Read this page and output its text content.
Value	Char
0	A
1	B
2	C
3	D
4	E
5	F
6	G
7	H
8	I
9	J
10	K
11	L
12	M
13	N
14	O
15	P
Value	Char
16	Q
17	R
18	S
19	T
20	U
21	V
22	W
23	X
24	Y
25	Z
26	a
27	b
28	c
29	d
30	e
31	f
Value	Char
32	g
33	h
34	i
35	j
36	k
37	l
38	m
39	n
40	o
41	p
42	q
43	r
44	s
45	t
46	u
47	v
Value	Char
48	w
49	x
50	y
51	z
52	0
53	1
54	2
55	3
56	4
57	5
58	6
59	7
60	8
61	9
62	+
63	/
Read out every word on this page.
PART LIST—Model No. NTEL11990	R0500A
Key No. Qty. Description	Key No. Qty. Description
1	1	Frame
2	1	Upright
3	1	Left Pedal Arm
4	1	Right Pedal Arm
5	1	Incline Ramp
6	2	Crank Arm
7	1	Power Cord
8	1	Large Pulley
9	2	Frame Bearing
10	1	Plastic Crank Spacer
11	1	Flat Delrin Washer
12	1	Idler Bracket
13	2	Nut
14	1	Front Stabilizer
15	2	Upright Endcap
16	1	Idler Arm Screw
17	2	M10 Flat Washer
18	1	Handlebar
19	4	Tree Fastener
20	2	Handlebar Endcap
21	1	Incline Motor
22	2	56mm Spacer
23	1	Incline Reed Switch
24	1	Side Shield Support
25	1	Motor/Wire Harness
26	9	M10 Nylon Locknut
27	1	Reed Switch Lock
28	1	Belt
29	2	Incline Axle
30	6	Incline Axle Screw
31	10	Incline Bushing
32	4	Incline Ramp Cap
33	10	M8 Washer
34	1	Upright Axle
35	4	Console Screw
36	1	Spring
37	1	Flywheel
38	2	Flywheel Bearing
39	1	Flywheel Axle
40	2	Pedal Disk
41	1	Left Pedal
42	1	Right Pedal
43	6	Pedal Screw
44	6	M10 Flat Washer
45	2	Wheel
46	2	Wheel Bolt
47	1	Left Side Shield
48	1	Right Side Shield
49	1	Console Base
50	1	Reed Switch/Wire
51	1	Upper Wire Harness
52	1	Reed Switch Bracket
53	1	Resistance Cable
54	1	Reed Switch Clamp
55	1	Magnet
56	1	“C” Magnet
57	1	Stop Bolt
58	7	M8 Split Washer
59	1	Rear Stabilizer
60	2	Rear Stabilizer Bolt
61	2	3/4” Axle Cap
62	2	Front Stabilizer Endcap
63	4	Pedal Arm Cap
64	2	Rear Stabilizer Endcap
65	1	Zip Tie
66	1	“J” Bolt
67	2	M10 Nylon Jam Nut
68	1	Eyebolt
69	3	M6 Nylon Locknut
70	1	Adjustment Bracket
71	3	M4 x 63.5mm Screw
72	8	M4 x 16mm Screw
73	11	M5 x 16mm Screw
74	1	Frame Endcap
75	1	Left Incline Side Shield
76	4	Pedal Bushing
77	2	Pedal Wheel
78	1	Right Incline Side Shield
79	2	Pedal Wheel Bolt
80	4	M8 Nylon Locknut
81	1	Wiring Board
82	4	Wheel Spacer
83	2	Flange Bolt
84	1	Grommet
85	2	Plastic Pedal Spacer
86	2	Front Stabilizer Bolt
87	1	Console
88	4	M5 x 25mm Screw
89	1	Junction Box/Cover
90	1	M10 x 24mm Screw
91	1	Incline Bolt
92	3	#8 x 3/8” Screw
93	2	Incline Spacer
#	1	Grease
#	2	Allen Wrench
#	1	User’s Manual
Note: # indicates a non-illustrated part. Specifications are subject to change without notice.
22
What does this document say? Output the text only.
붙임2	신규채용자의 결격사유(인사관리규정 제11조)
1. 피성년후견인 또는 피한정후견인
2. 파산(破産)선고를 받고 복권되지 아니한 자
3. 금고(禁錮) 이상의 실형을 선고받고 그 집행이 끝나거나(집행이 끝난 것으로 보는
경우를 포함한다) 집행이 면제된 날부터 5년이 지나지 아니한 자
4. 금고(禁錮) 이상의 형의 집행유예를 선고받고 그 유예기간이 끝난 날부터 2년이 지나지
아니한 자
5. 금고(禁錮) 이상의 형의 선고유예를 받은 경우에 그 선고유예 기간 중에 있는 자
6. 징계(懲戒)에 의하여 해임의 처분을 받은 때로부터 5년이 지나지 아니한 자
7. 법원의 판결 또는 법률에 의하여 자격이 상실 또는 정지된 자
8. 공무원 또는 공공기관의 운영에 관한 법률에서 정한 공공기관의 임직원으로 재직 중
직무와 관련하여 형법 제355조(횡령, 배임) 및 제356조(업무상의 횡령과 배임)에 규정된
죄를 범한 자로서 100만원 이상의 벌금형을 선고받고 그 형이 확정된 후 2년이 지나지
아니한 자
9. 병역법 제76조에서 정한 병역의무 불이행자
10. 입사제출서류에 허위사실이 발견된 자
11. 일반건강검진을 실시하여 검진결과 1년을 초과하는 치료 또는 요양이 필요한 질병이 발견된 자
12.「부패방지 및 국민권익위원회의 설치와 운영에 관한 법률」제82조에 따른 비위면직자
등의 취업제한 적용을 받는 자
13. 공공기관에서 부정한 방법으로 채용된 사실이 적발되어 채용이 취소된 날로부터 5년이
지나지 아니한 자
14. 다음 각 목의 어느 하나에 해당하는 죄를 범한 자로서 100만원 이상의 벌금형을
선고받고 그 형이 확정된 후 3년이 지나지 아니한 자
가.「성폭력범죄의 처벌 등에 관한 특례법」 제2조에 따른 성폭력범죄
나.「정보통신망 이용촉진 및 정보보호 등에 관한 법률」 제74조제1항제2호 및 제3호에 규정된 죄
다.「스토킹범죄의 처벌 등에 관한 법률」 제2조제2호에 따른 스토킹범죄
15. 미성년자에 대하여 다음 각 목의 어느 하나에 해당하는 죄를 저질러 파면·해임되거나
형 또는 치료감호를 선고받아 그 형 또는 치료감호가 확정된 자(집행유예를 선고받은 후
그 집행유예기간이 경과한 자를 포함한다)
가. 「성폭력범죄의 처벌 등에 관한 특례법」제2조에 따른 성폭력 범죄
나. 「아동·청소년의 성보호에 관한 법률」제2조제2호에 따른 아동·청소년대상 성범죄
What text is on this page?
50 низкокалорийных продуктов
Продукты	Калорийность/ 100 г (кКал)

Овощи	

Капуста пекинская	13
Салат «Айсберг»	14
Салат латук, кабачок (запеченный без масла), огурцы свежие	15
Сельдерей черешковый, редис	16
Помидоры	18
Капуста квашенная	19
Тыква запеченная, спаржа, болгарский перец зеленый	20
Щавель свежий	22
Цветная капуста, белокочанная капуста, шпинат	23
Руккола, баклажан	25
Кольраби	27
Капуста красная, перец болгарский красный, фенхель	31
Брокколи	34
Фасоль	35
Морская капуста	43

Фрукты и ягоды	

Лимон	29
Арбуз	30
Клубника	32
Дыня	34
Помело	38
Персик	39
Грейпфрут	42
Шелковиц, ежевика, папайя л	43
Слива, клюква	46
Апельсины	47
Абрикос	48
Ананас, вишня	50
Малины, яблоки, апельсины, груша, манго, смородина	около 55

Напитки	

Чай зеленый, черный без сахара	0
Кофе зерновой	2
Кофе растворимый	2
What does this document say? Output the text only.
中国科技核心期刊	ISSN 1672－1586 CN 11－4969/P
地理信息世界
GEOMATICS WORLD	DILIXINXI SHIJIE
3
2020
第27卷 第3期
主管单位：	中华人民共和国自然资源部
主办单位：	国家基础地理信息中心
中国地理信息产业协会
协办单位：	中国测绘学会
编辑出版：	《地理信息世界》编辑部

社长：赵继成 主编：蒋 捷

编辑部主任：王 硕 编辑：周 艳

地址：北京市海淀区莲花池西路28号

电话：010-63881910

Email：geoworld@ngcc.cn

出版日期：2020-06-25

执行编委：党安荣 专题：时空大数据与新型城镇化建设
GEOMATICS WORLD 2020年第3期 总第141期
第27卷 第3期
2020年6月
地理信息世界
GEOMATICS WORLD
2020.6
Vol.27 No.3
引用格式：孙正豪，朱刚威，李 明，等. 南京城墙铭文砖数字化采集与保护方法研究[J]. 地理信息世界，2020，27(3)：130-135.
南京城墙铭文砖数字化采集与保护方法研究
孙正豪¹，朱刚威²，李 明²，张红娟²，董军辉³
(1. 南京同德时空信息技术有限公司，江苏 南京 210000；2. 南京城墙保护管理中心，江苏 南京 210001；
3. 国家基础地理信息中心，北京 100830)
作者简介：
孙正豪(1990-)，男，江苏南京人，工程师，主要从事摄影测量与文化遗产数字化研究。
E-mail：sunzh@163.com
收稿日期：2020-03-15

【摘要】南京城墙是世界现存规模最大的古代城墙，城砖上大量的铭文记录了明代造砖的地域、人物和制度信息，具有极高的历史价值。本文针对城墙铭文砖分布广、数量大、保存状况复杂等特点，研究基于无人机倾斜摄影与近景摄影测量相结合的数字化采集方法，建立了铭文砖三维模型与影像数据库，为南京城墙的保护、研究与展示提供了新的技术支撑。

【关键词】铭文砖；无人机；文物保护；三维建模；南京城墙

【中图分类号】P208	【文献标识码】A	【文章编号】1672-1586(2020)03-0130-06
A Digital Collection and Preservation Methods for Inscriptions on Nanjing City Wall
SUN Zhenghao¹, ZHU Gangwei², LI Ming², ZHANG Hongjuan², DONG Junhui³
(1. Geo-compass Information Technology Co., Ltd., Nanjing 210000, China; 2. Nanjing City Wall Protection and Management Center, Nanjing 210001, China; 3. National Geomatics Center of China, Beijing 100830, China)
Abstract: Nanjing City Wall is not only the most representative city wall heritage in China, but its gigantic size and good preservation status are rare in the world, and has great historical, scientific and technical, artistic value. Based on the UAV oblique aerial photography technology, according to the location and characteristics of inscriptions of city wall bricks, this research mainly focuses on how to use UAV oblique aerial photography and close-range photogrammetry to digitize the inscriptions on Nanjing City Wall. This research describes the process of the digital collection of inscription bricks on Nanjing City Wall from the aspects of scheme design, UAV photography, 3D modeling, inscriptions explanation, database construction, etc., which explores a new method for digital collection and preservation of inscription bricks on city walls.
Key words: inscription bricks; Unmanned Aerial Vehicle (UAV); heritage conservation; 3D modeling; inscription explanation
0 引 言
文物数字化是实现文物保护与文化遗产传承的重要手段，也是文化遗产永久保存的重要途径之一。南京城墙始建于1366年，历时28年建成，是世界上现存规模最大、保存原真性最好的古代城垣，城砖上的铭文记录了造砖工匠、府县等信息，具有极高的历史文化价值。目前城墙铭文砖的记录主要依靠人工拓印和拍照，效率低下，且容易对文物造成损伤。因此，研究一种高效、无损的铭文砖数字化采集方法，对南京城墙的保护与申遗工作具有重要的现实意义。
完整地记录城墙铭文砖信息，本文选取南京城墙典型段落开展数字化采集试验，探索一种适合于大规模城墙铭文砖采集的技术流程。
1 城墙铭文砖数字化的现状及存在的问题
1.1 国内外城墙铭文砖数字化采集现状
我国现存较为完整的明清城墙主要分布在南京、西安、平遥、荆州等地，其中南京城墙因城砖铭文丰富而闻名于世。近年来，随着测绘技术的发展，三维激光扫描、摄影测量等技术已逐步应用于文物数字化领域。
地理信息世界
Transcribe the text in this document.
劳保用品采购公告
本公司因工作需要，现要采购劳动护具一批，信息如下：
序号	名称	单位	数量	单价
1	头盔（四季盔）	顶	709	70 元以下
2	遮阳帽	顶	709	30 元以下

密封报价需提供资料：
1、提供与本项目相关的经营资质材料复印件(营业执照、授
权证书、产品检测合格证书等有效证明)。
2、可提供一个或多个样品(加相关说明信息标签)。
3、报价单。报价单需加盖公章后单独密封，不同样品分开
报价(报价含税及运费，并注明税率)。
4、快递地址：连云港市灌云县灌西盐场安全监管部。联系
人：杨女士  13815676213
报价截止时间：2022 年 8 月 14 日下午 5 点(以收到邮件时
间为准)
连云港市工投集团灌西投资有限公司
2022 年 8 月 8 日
........
**TASK STATEMENT**
Where a line in the entries holds the word "page", copy that line.

**RESULT BELOW**
Read this page and output its text content.
Read out every word on this page.
What text is on this page?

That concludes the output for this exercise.